* [Извлечённый текст]:
+ + + + +

Футбольный театр - Сушков Михаил Павлович (читать книги без регистрации полные TXT) 📗
Словом, нет у «Мамонтовки» собственного дома. А нет дома, то, по сути, нет и настоящего коллектива.
Нет семьи! Да к тому же народ здесь разновозрастный – у иных на голове уже весьма заметное «декольте», а у таких, как я, усы едва пробились. Знаменитые братья Мухины, Розановы – корифеи московского футбола – еще играют, но чувствуется, что спортивный их век уже на исходе. Впрочем, из Мухиных я застал только одного – Сергея.
Получилось так: именно мамонтовцам представилась возможность увидеть, что такое настоящая спортивная семья. Была некая наглядность… Дело в том, что у нас возникло довольно тесное общение с ребятами из СКЗ – «Стрекозы». Эта команда сдавала нам в аренду свое поле. Оно находилось у Крымского моста – напротив того места, где нынче раскинулся Центральный парк культуры и отдыха имени Горького (не так давно на месте этого поля построили новое здание Третьяковской галереи).

+ + + + +

* [Условие задачи A]:
Где, согласно тексту о «Мамонтовке», находилось поле, которое «Стрекоза» сдавала в аренду?
Текст и записи взяты из разных источников.

* [Исходные данные]:
+ + + + +

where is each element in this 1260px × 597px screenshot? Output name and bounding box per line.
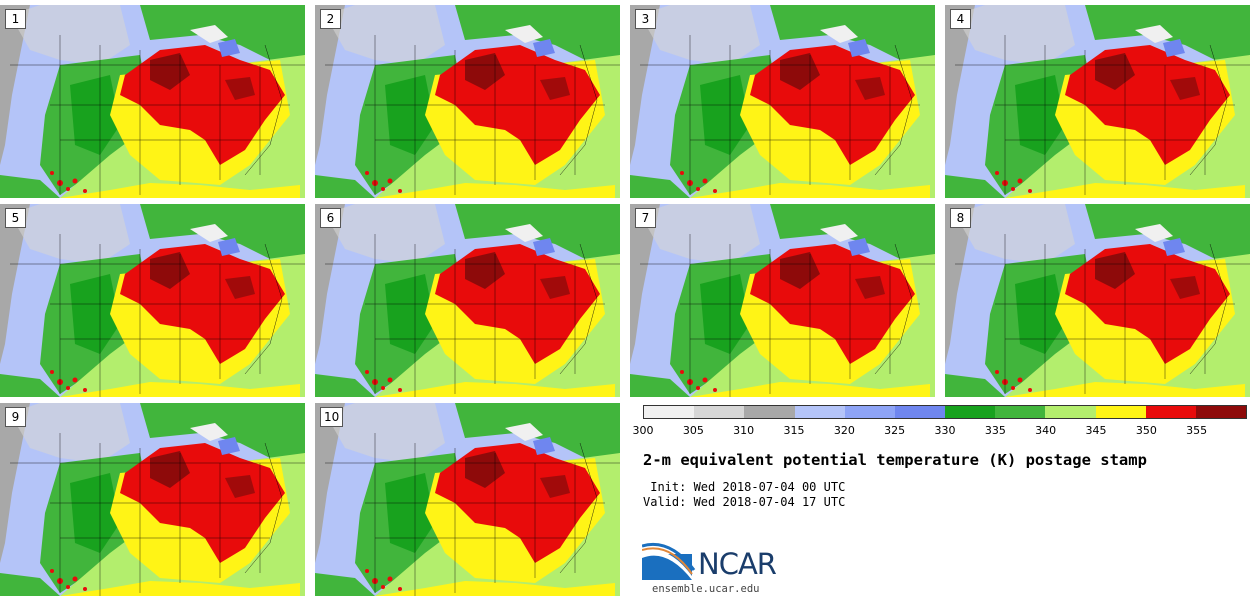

+ + + + +

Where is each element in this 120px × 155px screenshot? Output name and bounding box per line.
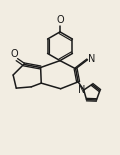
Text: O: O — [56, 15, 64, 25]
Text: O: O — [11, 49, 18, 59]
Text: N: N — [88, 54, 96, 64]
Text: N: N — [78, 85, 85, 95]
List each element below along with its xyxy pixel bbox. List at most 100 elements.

+ + + + +

* [Условие задачи B]:
Обнови записи между строкой с «Where is each element in this 120px» и строкой с «List each element» включительно: замени «screenshot» на «image», остальное оставь без изменений. Выведи только эти строки, без картинок.

* [Решение A]:
У Крымского моста, напротив того места, где сейчас Центральный парк культуры и отдыха имени Горького.

* [Решение B]:
Where is each element in this 120px × 155px image? Output name and bounding box per line.
Text: O: O — [56, 15, 64, 25]
Text: O: O — [11, 49, 18, 59]
Text: N: N — [88, 54, 96, 64]
Text: N: N — [78, 85, 85, 95]
List each element below along with its xyxy pixel bbox. List at most 100 elements.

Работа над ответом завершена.